TASK
Exactly as written, please set down all of the entries again, with no pictures.
╭─ RECORD EXCERPTS
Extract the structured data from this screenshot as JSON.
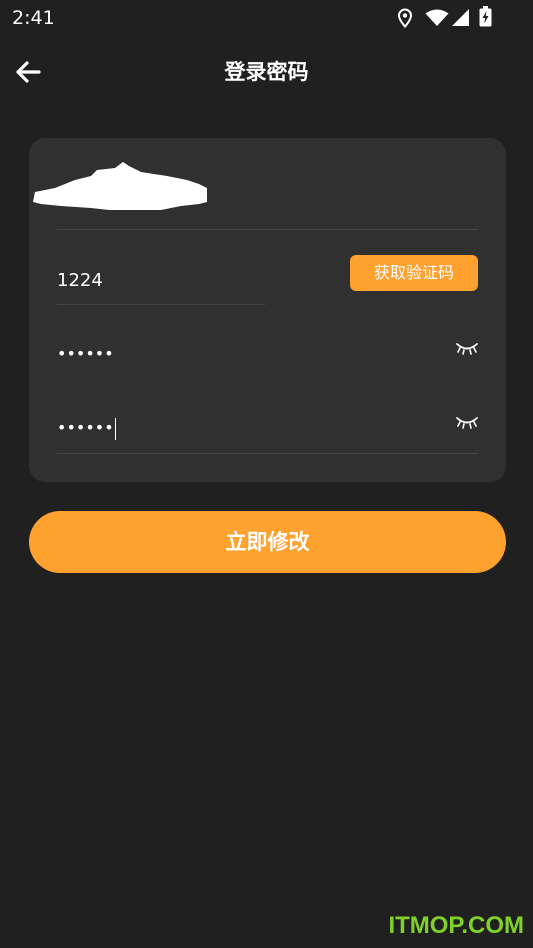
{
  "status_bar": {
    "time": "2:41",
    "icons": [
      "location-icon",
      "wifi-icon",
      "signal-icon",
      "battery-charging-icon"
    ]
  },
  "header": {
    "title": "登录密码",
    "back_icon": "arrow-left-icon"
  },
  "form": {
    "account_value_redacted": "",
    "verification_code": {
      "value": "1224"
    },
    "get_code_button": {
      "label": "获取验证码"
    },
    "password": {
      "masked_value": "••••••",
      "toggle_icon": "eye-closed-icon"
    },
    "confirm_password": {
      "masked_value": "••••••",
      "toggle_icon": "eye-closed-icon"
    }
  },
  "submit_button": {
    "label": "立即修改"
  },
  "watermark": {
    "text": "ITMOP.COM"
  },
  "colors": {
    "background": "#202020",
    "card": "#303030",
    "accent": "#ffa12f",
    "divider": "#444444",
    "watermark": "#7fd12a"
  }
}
╰─
COMPLETE OUTPUT
Extract the structured data from this screenshot as JSON.
{
  "status_bar": {
    "time": "2:41",
    "icons": [
      "location-icon",
      "wifi-icon",
      "signal-icon",
      "battery-charging-icon"
    ]
  },
  "header": {
    "title": "登录密码",
    "back_icon": "arrow-left-icon"
  },
  "form": {
    "account_value_redacted": "",
    "verification_code": {
      "value": "1224"
    },
    "get_code_button": {
      "label": "获取验证码"
    },
    "password": {
      "masked_value": "••••••",
      "toggle_icon": "eye-closed-icon"
    },
    "confirm_password": {
      "masked_value": "••••••",
      "toggle_icon": "eye-closed-icon"
    }
  },
  "submit_button": {
    "label": "立即修改"
  },
  "watermark": {
    "text": "ITMOP.COM"
  },
  "colors": {
    "background": "#202020",
    "card": "#303030",
    "accent": "#ffa12f",
    "divider": "#444444",
    "watermark": "#7fd12a"
  }
}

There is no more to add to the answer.